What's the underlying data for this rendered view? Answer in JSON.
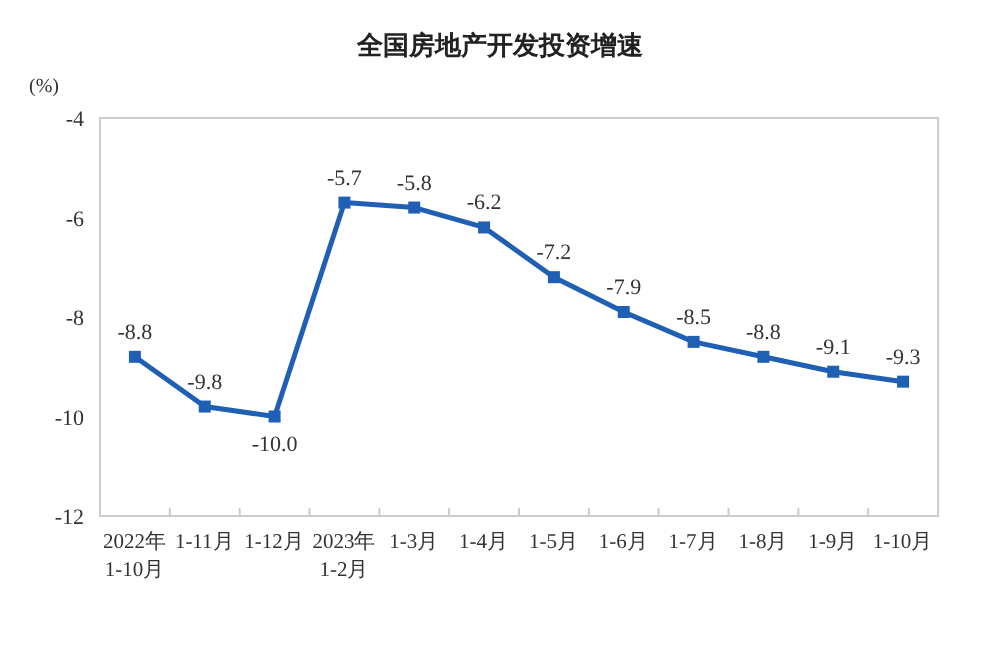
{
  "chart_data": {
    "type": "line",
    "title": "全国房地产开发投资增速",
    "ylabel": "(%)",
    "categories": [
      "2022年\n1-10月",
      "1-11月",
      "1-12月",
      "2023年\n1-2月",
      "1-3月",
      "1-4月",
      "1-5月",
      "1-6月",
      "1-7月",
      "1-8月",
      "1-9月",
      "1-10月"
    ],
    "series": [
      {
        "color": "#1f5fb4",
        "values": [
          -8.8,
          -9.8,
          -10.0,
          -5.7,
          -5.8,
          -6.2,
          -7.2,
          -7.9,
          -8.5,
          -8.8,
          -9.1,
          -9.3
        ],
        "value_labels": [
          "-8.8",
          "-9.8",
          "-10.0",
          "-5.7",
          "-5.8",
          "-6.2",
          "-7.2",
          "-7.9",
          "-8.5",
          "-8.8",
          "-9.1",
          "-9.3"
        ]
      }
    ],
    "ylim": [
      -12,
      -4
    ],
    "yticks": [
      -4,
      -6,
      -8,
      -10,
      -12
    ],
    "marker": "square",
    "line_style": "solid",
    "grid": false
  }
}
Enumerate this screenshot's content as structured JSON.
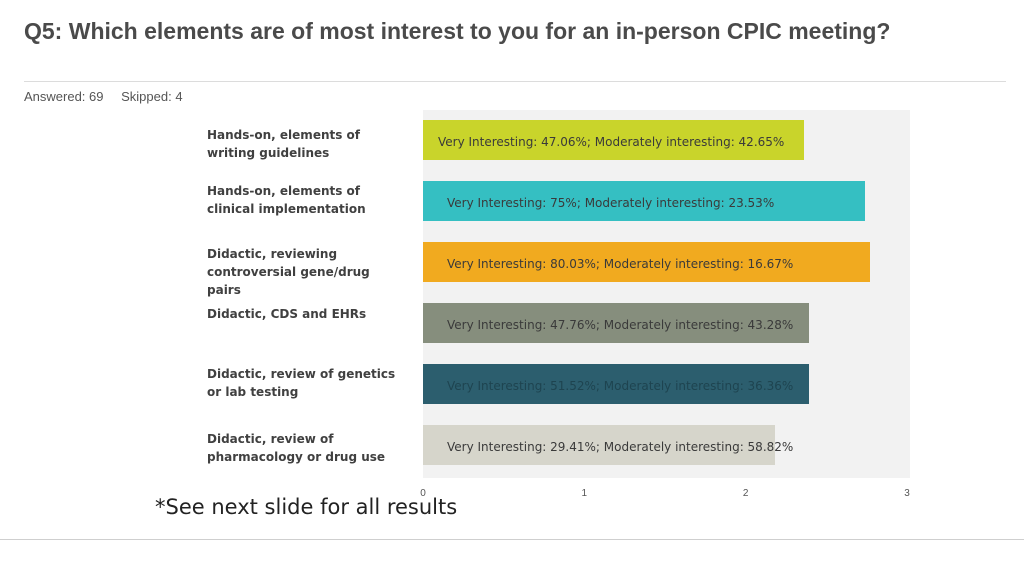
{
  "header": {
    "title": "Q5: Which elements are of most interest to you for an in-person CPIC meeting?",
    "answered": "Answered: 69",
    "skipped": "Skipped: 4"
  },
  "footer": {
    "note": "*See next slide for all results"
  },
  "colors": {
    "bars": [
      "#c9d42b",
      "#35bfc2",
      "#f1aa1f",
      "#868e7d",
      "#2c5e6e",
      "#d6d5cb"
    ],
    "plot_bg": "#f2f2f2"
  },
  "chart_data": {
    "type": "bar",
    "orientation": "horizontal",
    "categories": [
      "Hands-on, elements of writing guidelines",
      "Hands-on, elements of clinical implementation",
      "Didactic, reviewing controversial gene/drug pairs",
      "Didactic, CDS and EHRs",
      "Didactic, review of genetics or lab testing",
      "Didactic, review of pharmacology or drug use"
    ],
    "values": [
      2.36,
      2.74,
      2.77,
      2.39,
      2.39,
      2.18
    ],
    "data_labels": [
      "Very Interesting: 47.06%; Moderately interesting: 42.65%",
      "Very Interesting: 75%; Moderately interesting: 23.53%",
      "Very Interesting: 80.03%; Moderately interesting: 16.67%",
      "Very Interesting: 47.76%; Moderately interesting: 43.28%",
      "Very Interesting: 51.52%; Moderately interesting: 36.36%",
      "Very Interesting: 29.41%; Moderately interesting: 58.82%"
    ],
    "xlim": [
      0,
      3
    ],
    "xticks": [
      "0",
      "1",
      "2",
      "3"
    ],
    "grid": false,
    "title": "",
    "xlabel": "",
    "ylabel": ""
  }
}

+ + + + + + +

(Written exercise): Tally up the lines in the records containing the word "this", then give the count and nothing else.

(Solution below): 2